Task statement: Where does the string "Holzspan" appear? Copy every line of the entries below that holds it.

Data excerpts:
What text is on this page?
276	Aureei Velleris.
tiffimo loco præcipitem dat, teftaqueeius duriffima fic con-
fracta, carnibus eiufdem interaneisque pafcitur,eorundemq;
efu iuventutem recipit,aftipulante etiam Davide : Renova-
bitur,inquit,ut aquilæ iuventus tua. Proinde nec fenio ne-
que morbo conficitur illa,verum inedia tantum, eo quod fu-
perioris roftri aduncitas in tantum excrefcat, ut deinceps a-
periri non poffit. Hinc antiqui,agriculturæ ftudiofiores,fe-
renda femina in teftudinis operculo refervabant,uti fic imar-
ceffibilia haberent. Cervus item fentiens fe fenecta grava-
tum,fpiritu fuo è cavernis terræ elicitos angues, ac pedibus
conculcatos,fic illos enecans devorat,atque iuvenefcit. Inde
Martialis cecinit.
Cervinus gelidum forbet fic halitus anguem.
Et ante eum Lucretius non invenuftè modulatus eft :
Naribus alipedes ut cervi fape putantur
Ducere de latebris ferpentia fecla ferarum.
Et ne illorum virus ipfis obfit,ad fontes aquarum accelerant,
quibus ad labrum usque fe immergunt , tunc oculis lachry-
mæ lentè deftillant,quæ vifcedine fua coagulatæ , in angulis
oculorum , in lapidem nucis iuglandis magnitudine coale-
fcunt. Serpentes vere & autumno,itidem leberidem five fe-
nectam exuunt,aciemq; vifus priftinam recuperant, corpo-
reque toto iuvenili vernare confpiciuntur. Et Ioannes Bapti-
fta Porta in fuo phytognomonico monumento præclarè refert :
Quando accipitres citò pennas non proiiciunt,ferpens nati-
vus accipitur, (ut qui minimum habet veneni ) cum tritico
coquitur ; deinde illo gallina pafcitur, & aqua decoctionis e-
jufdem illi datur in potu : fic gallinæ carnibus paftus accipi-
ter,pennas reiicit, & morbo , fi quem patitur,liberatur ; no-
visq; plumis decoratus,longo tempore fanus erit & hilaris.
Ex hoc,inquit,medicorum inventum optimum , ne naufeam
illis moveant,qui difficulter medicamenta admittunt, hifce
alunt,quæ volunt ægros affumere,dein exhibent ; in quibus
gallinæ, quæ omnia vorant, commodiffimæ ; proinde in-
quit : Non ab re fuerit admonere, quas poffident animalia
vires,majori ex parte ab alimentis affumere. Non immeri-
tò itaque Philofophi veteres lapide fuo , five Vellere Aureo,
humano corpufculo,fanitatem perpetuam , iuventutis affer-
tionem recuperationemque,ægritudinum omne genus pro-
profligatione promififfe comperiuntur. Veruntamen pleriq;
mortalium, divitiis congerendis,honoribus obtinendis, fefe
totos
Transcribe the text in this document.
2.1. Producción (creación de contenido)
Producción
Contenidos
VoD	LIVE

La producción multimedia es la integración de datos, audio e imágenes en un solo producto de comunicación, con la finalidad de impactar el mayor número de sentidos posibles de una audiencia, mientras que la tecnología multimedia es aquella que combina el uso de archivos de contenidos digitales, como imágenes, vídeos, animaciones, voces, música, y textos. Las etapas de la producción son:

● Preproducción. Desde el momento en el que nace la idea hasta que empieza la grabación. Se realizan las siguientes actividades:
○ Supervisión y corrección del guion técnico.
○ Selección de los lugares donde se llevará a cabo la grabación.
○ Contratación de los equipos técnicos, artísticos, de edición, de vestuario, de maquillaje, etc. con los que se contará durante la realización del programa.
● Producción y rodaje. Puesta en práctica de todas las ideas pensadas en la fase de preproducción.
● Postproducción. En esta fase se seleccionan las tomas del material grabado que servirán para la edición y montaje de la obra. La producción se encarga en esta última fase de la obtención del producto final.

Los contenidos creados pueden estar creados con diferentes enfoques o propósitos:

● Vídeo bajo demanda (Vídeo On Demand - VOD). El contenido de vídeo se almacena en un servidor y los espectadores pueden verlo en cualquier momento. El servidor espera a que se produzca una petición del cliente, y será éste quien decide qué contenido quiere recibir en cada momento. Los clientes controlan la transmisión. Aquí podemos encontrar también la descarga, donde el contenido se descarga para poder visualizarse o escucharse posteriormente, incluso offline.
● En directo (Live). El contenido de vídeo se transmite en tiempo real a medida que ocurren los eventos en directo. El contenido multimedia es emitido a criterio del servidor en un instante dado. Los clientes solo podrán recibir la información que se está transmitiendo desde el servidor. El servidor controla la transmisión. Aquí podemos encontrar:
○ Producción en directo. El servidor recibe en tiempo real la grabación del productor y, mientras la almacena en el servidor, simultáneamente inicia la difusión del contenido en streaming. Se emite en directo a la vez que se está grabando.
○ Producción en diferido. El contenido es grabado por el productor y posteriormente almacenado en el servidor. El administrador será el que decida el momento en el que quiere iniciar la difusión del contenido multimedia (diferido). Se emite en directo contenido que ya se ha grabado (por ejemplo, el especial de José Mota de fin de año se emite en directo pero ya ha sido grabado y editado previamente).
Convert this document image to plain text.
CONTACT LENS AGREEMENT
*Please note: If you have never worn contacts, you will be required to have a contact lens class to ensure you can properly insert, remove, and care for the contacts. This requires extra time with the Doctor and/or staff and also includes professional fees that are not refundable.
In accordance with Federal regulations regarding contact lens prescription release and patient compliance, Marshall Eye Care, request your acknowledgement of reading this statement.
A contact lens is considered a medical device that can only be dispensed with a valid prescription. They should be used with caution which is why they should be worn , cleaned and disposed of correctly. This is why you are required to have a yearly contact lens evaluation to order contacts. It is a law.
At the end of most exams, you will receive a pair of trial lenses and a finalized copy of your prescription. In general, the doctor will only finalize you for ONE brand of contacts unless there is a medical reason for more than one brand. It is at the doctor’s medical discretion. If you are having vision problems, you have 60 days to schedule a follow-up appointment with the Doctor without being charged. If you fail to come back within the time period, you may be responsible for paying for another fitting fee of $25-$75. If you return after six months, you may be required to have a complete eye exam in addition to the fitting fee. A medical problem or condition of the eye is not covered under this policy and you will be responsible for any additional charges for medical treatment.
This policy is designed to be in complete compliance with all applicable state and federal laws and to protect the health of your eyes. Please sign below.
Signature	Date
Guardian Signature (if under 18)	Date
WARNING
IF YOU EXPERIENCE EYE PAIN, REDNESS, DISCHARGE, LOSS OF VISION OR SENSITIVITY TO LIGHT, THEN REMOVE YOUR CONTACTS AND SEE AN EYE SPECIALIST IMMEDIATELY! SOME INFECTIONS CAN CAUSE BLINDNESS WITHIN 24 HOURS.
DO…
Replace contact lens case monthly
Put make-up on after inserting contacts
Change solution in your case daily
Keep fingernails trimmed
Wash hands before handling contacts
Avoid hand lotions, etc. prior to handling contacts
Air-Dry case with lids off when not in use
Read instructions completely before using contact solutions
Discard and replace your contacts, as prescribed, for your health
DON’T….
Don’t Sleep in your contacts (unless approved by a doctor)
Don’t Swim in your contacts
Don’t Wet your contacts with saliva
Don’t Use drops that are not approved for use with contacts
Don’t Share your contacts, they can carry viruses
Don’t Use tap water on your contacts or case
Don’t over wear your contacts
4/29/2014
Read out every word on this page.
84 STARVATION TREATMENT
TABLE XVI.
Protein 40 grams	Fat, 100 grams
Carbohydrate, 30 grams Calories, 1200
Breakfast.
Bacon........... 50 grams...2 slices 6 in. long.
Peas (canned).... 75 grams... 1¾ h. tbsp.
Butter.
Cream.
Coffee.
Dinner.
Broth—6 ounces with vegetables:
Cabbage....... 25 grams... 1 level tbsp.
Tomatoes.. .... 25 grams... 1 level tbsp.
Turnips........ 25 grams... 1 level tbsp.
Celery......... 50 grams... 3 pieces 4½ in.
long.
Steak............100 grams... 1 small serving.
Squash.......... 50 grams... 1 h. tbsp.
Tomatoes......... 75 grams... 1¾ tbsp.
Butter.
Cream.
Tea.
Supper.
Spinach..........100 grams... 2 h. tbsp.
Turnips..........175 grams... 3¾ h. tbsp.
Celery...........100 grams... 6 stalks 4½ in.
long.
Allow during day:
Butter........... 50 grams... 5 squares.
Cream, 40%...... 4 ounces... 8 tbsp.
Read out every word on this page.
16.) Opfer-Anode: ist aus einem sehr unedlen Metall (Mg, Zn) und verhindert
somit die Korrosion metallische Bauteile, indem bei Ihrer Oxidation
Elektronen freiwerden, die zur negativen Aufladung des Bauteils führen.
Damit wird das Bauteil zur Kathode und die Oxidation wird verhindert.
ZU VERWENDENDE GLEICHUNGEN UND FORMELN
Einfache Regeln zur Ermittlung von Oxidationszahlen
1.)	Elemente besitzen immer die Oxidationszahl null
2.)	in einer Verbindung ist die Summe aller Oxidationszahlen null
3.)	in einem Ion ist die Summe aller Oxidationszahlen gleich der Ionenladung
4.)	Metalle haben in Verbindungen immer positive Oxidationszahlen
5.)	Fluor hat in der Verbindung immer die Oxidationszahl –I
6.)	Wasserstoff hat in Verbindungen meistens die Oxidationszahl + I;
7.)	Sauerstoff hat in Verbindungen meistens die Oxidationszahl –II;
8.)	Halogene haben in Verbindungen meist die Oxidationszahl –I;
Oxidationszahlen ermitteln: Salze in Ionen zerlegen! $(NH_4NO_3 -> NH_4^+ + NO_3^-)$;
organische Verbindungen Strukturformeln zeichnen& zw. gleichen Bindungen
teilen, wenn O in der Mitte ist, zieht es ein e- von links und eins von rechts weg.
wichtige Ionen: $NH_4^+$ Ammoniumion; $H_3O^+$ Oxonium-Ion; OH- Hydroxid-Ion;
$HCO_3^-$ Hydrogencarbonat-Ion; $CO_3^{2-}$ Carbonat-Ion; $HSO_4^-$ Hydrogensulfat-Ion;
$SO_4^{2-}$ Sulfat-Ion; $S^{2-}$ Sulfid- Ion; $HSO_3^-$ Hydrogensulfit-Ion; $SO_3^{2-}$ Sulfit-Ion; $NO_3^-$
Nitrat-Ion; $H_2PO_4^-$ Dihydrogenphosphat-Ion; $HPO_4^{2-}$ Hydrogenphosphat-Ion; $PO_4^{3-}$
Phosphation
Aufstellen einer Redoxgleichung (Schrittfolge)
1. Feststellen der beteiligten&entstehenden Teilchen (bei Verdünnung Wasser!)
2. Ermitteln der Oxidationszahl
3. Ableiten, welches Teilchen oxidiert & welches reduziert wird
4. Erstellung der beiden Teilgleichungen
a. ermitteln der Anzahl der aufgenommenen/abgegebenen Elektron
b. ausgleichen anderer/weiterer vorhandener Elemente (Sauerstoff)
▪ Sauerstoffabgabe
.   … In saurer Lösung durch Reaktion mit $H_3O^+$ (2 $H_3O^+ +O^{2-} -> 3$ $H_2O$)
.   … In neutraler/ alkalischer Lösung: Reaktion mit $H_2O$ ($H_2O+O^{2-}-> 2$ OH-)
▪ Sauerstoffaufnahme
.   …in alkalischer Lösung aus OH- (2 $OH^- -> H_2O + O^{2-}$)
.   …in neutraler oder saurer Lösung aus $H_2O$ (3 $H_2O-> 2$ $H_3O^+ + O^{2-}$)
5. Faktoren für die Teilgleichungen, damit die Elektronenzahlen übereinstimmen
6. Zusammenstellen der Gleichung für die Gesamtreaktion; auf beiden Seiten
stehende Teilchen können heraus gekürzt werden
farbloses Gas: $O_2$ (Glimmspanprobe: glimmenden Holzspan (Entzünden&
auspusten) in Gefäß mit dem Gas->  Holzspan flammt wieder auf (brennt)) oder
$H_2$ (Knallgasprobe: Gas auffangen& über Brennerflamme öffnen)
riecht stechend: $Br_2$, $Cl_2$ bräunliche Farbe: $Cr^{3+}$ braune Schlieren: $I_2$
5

Task output:
farbloses Gas: $O_2$ (Glimmspanprobe: glimmenden Holzspan (Entzünden&
auspusten) in Gefäß mit dem Gas->  Holzspan flammt wieder auf (brennt)) oder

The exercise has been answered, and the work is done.